- GOAL OF THE EXERCISE
Write out the records below once more, exactly as they stand.

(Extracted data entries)
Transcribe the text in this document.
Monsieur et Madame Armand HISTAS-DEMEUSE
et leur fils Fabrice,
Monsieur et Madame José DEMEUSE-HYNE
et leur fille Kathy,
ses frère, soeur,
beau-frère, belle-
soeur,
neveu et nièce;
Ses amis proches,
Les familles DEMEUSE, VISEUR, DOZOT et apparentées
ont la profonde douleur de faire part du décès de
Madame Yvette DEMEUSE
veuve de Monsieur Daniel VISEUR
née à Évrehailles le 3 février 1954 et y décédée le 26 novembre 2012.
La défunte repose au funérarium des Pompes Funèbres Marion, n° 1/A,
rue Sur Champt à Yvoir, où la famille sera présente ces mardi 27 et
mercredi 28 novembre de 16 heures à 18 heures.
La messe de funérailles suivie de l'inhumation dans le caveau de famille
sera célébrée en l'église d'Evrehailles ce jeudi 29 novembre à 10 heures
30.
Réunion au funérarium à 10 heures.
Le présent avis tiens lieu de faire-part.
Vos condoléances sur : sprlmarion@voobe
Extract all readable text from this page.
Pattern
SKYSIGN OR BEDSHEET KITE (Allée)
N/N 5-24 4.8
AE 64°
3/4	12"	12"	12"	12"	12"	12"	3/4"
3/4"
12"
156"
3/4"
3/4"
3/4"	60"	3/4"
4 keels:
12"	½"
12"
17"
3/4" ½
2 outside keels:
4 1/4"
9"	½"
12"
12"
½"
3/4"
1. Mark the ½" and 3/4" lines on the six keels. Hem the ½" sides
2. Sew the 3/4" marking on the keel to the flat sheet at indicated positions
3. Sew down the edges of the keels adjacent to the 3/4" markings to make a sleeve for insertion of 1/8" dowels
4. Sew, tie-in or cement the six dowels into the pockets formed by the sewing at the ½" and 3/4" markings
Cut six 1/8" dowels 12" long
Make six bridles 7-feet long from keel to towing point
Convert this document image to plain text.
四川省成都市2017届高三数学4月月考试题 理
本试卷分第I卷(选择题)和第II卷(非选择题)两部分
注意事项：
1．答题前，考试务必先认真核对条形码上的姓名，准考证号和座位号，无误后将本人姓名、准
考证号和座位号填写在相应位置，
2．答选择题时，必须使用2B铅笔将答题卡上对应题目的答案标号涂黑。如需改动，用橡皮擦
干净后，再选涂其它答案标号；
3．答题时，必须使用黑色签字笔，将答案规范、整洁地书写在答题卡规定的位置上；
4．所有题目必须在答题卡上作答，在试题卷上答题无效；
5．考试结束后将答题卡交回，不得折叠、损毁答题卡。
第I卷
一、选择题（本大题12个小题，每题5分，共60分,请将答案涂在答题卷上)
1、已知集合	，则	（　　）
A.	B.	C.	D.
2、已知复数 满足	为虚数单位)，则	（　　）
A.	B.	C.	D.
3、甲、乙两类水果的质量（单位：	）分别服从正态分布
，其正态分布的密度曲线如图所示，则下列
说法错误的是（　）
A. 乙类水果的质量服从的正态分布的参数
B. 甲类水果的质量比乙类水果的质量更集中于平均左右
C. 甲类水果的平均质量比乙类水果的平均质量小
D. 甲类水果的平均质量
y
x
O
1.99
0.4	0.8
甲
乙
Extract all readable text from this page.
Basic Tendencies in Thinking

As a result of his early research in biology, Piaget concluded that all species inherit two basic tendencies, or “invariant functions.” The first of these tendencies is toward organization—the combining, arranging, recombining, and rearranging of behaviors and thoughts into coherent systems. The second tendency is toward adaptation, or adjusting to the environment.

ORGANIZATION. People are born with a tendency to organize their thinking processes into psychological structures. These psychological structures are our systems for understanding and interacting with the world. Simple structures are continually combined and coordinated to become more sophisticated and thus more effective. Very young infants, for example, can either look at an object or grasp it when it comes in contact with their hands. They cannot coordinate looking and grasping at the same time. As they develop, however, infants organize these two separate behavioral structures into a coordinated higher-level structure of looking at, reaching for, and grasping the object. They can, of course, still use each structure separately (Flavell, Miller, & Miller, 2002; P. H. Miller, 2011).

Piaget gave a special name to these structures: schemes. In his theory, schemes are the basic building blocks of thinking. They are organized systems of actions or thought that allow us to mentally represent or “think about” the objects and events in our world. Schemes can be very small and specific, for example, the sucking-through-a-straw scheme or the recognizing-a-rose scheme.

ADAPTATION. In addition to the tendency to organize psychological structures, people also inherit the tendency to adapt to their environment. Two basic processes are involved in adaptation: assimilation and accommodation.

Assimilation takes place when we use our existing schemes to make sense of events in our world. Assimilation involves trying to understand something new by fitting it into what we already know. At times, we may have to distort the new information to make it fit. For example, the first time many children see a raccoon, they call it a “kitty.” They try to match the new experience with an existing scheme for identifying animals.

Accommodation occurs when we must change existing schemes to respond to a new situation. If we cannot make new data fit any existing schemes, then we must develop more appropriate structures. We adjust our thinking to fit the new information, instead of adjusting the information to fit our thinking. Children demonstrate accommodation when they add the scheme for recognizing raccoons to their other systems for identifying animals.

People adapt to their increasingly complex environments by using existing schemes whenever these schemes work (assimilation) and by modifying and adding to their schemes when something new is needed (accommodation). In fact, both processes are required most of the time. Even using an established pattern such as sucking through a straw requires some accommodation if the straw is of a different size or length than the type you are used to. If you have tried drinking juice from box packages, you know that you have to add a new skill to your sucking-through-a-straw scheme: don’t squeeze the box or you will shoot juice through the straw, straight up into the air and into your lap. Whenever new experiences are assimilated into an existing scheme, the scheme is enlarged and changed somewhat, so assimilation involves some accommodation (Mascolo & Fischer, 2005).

- SOLUTION
Transcribe the text in this document.
Monsieur et Madame Armand HISTAS-DEMEUSE
et leur fils Fabrice,
Monsieur et Madame José DEMEUSE-HYNE
et leur fille Kathy,
ses frère, soeur,
beau-frère, belle-
soeur,
neveu et nièce;
Ses amis proches,
Les familles DEMEUSE, VISEUR, DOZOT et apparentées
ont la profonde douleur de faire part du décès de
Madame Yvette DEMEUSE
veuve de Monsieur Daniel VISEUR
née à Évrehailles le 3 février 1954 et y décédée le 26 novembre 2012.
La défunte repose au funérarium des Pompes Funèbres Marion, n° 1/A,
rue Sur Champt à Yvoir, où la famille sera présente ces mardi 27 et
mercredi 28 novembre de 16 heures à 18 heures.
La messe de funérailles suivie de l'inhumation dans le caveau de famille
sera célébrée en l'église d'Evrehailles ce jeudi 29 novembre à 10 heures
30.
Réunion au funérarium à 10 heures.
Le présent avis tiens lieu de faire-part.
Vos condoléances sur : sprlmarion@voobe
Extract all readable text from this page.
Pattern
SKYSIGN OR BEDSHEET KITE (Allée)
N/N 5-24 4.8
AE 64°
3/4	12"	12"	12"	12"	12"	12"	3/4"
3/4"
12"
156"
3/4"
3/4"
3/4"	60"	3/4"
4 keels:
12"	½"
12"
17"
3/4" ½
2 outside keels:
4 1/4"
9"	½"
12"
12"
½"
3/4"
1. Mark the ½" and 3/4" lines on the six keels. Hem the ½" sides
2. Sew the 3/4" marking on the keel to the flat sheet at indicated positions
3. Sew down the edges of the keels adjacent to the 3/4" markings to make a sleeve for insertion of 1/8" dowels
4. Sew, tie-in or cement the six dowels into the pockets formed by the sewing at the ½" and 3/4" markings
Cut six 1/8" dowels 12" long
Make six bridles 7-feet long from keel to towing point
Convert this document image to plain text.
四川省成都市2017届高三数学4月月考试题 理
本试卷分第I卷(选择题)和第II卷(非选择题)两部分
注意事项：
1．答题前，考试务必先认真核对条形码上的姓名，准考证号和座位号，无误后将本人姓名、准
考证号和座位号填写在相应位置，
2．答选择题时，必须使用2B铅笔将答题卡上对应题目的答案标号涂黑。如需改动，用橡皮擦
干净后，再选涂其它答案标号；
3．答题时，必须使用黑色签字笔，将答案规范、整洁地书写在答题卡规定的位置上；
4．所有题目必须在答题卡上作答，在试题卷上答题无效；
5．考试结束后将答题卡交回，不得折叠、损毁答题卡。
第I卷
一、选择题（本大题12个小题，每题5分，共60分,请将答案涂在答题卷上)
1、已知集合	，则	（　　）
A.	B.	C.	D.
2、已知复数 满足	为虚数单位)，则	（　　）
A.	B.	C.	D.
3、甲、乙两类水果的质量（单位：	）分别服从正态分布
，其正态分布的密度曲线如图所示，则下列
说法错误的是（　）
A. 乙类水果的质量服从的正态分布的参数
B. 甲类水果的质量比乙类水果的质量更集中于平均左右
C. 甲类水果的平均质量比乙类水果的平均质量小
D. 甲类水果的平均质量
y
x
O
1.99
0.4	0.8
甲
乙
Extract all readable text from this page.
Basic Tendencies in Thinking

As a result of his early research in biology, Piaget concluded that all species inherit two basic tendencies, or “invariant functions.” The first of these tendencies is toward organization—the combining, arranging, recombining, and rearranging of behaviors and thoughts into coherent systems. The second tendency is toward adaptation, or adjusting to the environment.

ORGANIZATION. People are born with a tendency to organize their thinking processes into psychological structures. These psychological structures are our systems for understanding and interacting with the world. Simple structures are continually combined and coordinated to become more sophisticated and thus more effective. Very young infants, for example, can either look at an object or grasp it when it comes in contact with their hands. They cannot coordinate looking and grasping at the same time. As they develop, however, infants organize these two separate behavioral structures into a coordinated higher-level structure of looking at, reaching for, and grasping the object. They can, of course, still use each structure separately (Flavell, Miller, & Miller, 2002; P. H. Miller, 2011).

Piaget gave a special name to these structures: schemes. In his theory, schemes are the basic building blocks of thinking. They are organized systems of actions or thought that allow us to mentally represent or “think about” the objects and events in our world. Schemes can be very small and specific, for example, the sucking-through-a-straw scheme or the recognizing-a-rose scheme.

ADAPTATION. In addition to the tendency to organize psychological structures, people also inherit the tendency to adapt to their environment. Two basic processes are involved in adaptation: assimilation and accommodation.

Assimilation takes place when we use our existing schemes to make sense of events in our world. Assimilation involves trying to understand something new by fitting it into what we already know. At times, we may have to distort the new information to make it fit. For example, the first time many children see a raccoon, they call it a “kitty.” They try to match the new experience with an existing scheme for identifying animals.

Accommodation occurs when we must change existing schemes to respond to a new situation. If we cannot make new data fit any existing schemes, then we must develop more appropriate structures. We adjust our thinking to fit the new information, instead of adjusting the information to fit our thinking. Children demonstrate accommodation when they add the scheme for recognizing raccoons to their other systems for identifying animals.

People adapt to their increasingly complex environments by using existing schemes whenever these schemes work (assimilation) and by modifying and adding to their schemes when something new is needed (accommodation). In fact, both processes are required most of the time. Even using an established pattern such as sucking through a straw requires some accommodation if the straw is of a different size or length than the type you are used to. If you have tried drinking juice from box packages, you know that you have to add a new skill to your sucking-through-a-straw scheme: don’t squeeze the box or you will shoot juice through the straw, straight up into the air and into your lap. Whenever new experiences are assimilated into an existing scheme, the scheme is enlarged and changed somewhat, so assimilation involves some accommodation (Mascolo & Fischer, 2005).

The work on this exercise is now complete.